Exercise objective:
Which lines run from the line with "Extract the structured" to the end of the entries? Write out exactly those, leaving out the pictures.

[Start Material supplied]

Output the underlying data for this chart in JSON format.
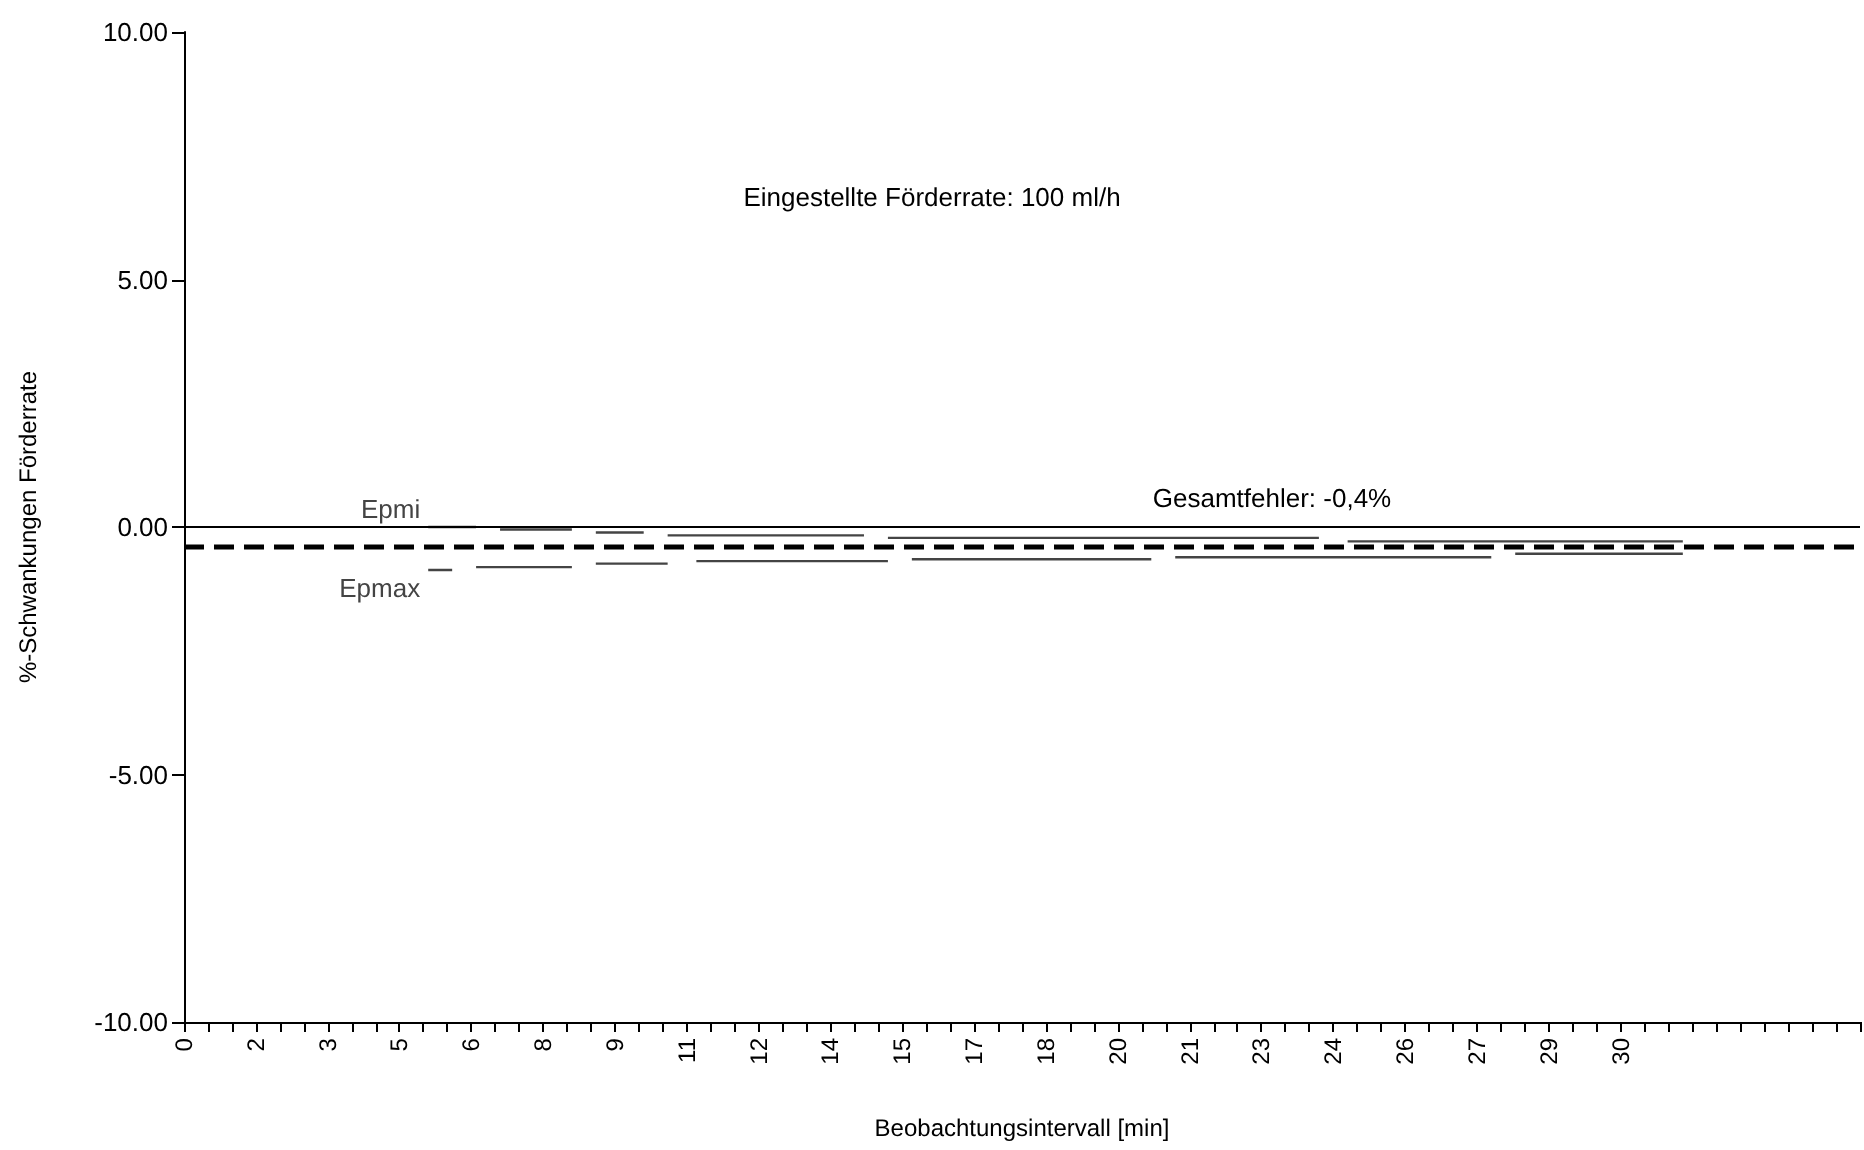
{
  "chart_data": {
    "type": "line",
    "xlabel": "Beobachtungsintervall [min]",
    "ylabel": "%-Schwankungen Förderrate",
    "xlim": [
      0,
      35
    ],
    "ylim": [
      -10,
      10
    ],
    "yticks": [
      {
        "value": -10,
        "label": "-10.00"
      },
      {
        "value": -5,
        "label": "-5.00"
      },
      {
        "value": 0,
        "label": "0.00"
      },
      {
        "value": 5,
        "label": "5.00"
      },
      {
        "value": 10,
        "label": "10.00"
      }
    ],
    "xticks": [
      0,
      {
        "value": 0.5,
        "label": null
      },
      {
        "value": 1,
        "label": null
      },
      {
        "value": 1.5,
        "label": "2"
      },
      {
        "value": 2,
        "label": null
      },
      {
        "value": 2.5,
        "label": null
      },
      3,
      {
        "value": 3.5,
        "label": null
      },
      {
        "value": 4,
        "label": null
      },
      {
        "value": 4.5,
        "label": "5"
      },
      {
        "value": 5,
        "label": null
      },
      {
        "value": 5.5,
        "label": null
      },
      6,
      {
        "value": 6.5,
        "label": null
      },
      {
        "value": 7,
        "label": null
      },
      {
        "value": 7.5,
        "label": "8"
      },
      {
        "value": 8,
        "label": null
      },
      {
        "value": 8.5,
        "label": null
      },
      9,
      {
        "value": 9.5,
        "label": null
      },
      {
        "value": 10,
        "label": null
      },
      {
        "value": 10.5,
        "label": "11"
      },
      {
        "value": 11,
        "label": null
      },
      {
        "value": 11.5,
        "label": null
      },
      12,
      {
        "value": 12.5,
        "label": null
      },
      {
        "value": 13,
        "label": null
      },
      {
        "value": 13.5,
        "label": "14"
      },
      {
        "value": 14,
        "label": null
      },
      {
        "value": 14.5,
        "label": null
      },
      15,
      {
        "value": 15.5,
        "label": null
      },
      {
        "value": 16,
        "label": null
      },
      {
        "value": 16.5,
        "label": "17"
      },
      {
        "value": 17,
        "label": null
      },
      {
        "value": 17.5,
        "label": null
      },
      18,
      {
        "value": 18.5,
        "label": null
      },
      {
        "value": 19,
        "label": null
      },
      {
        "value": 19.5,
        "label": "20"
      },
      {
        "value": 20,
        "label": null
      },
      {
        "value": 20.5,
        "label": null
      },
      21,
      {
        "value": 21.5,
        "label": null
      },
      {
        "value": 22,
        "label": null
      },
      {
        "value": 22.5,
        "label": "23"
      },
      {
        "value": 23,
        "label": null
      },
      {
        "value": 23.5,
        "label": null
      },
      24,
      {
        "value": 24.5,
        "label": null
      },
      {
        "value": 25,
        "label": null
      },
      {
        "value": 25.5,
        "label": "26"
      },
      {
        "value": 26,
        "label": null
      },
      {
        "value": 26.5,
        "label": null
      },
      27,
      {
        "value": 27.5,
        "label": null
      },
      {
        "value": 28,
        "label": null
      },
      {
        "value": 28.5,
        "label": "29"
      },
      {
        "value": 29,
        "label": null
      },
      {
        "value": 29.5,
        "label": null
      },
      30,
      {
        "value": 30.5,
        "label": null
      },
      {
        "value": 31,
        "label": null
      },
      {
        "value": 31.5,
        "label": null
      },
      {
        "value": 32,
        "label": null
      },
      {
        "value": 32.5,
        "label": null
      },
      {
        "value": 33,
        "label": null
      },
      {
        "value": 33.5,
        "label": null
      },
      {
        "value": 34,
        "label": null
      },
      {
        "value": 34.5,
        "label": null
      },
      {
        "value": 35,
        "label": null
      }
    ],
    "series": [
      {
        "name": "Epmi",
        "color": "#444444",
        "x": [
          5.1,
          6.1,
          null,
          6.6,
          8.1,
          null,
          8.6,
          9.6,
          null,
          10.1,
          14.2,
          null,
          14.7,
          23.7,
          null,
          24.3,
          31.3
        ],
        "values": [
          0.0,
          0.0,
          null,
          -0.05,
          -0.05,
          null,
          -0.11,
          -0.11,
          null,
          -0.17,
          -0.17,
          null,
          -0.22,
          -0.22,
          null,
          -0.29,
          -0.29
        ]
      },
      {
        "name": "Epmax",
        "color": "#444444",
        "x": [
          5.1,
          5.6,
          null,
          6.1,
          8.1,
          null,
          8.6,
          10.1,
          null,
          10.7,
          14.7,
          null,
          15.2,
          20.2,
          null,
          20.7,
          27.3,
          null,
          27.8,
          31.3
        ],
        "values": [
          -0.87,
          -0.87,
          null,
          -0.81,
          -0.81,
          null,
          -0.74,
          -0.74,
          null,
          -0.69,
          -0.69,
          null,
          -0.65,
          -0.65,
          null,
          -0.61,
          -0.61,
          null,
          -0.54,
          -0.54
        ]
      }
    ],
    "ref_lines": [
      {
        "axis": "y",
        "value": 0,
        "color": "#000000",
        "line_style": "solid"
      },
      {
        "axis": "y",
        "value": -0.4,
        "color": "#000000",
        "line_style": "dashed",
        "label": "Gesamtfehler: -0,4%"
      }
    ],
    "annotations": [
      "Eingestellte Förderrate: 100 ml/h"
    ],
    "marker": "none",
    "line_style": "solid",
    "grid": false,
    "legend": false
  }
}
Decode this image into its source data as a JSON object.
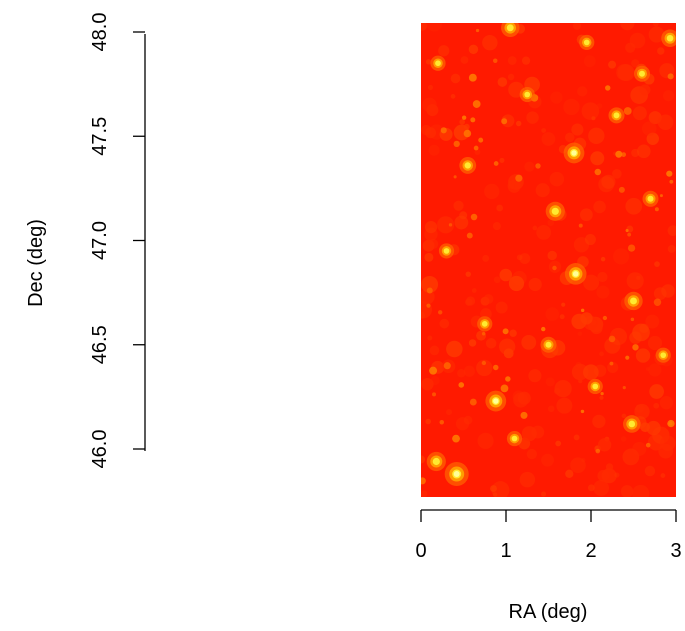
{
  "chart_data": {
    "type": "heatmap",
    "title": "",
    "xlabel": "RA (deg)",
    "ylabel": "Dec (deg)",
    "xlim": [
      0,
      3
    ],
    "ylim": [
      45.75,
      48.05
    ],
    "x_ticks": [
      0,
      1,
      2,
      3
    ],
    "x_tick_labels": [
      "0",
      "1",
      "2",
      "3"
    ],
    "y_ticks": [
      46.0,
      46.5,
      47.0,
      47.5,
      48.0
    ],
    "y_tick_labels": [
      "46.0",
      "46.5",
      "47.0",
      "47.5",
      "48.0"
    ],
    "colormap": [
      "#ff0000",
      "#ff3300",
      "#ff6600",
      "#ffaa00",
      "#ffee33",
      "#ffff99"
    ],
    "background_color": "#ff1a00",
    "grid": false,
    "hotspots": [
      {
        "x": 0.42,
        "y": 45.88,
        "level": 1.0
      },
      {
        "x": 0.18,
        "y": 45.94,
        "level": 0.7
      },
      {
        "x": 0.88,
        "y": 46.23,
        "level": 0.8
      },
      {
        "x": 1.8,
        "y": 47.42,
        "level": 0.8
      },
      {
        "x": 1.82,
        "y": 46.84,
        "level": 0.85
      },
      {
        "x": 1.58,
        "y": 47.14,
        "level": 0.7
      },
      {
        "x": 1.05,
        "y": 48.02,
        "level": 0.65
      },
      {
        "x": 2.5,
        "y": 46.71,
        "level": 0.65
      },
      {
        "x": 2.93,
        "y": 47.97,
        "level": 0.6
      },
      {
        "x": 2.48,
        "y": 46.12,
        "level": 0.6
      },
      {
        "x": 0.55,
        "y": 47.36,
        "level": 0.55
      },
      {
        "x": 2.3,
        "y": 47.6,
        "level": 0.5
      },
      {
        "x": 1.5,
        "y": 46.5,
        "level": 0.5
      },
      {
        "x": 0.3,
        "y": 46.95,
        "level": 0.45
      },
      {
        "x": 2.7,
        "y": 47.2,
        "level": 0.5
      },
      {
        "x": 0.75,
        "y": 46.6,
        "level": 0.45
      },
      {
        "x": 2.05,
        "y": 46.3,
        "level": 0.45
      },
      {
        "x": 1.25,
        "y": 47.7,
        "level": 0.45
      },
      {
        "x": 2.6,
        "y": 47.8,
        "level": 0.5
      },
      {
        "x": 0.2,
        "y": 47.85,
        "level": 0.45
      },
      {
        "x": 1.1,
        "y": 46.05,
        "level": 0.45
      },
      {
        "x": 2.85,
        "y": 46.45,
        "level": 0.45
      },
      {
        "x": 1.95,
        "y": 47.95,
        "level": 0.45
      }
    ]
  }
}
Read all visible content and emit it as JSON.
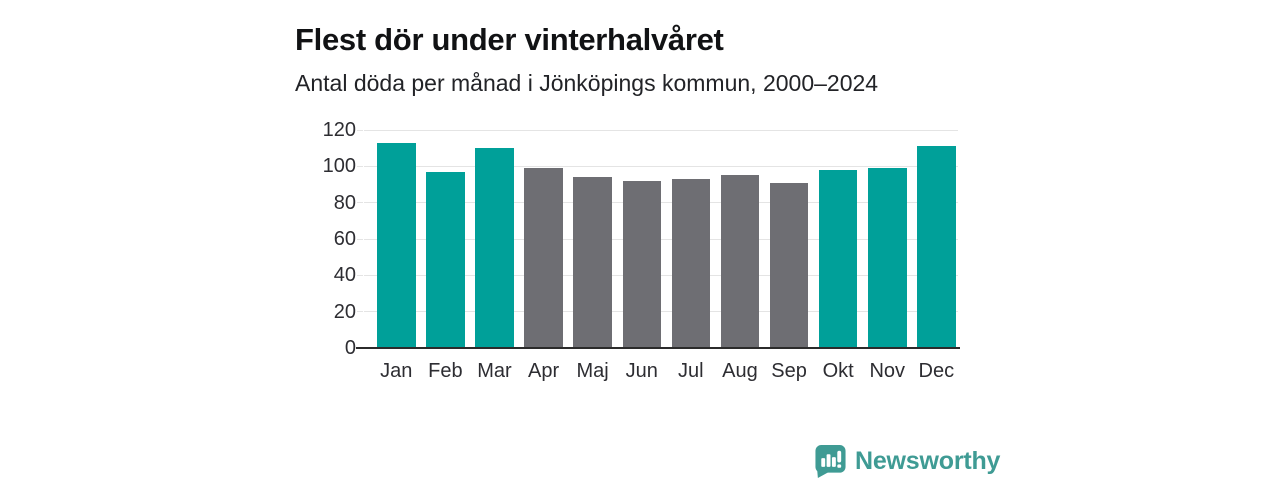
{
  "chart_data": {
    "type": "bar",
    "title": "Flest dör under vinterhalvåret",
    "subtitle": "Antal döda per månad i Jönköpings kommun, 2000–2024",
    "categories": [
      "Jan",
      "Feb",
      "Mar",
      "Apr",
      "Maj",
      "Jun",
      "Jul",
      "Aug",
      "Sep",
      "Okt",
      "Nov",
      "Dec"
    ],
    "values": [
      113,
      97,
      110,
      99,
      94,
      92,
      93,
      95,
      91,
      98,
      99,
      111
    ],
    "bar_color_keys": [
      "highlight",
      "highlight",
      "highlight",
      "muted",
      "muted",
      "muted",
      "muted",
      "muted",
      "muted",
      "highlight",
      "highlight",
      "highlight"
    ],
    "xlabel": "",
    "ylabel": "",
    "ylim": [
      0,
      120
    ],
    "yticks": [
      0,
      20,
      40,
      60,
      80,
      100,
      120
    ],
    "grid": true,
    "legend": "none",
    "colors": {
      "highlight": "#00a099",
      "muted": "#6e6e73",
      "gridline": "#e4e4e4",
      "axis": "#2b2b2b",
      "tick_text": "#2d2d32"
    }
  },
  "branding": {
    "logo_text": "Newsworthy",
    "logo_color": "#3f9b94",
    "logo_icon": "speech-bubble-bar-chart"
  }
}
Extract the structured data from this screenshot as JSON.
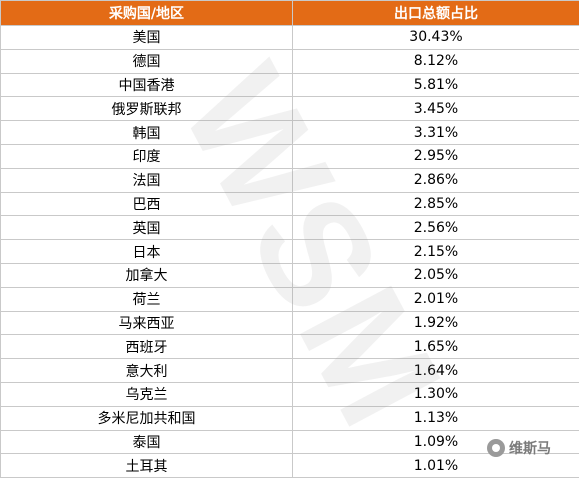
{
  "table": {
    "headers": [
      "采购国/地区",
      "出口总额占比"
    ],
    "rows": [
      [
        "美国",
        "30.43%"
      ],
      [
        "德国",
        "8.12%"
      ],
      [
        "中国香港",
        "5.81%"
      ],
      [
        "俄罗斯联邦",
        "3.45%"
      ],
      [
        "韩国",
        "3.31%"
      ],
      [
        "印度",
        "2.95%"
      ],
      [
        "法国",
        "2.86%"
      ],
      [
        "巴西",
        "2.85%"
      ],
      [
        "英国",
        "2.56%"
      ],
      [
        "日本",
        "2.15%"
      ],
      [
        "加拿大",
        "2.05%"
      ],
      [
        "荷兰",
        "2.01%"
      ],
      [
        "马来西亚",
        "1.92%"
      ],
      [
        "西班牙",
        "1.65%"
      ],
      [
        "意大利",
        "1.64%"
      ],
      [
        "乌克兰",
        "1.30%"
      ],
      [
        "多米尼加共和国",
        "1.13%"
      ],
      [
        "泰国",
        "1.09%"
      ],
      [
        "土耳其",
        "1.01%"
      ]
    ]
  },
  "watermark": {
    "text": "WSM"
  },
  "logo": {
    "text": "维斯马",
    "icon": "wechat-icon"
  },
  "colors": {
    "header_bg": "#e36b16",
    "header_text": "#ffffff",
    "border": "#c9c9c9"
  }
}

[End Material supplied]

Response below:
Extract the structured data from this screenshot as JSON.
{
  "table": {
    "headers": [
      "采购国/地区",
      "出口总额占比"
    ],
    "rows": [
      [
        "美国",
        "30.43%"
      ],
      [
        "德国",
        "8.12%"
      ],
      [
        "中国香港",
        "5.81%"
      ],
      [
        "俄罗斯联邦",
        "3.45%"
      ],
      [
        "韩国",
        "3.31%"
      ],
      [
        "印度",
        "2.95%"
      ],
      [
        "法国",
        "2.86%"
      ],
      [
        "巴西",
        "2.85%"
      ],
      [
        "英国",
        "2.56%"
      ],
      [
        "日本",
        "2.15%"
      ],
      [
        "加拿大",
        "2.05%"
      ],
      [
        "荷兰",
        "2.01%"
      ],
      [
        "马来西亚",
        "1.92%"
      ],
      [
        "西班牙",
        "1.65%"
      ],
      [
        "意大利",
        "1.64%"
      ],
      [
        "乌克兰",
        "1.30%"
      ],
      [
        "多米尼加共和国",
        "1.13%"
      ],
      [
        "泰国",
        "1.09%"
      ],
      [
        "土耳其",
        "1.01%"
      ]
    ]
  },
  "watermark": {
    "text": "WSM"
  },
  "logo": {
    "text": "维斯马",
    "icon": "wechat-icon"
  },
  "colors": {
    "header_bg": "#e36b16",
    "header_text": "#ffffff",
    "border": "#c9c9c9"
  }
}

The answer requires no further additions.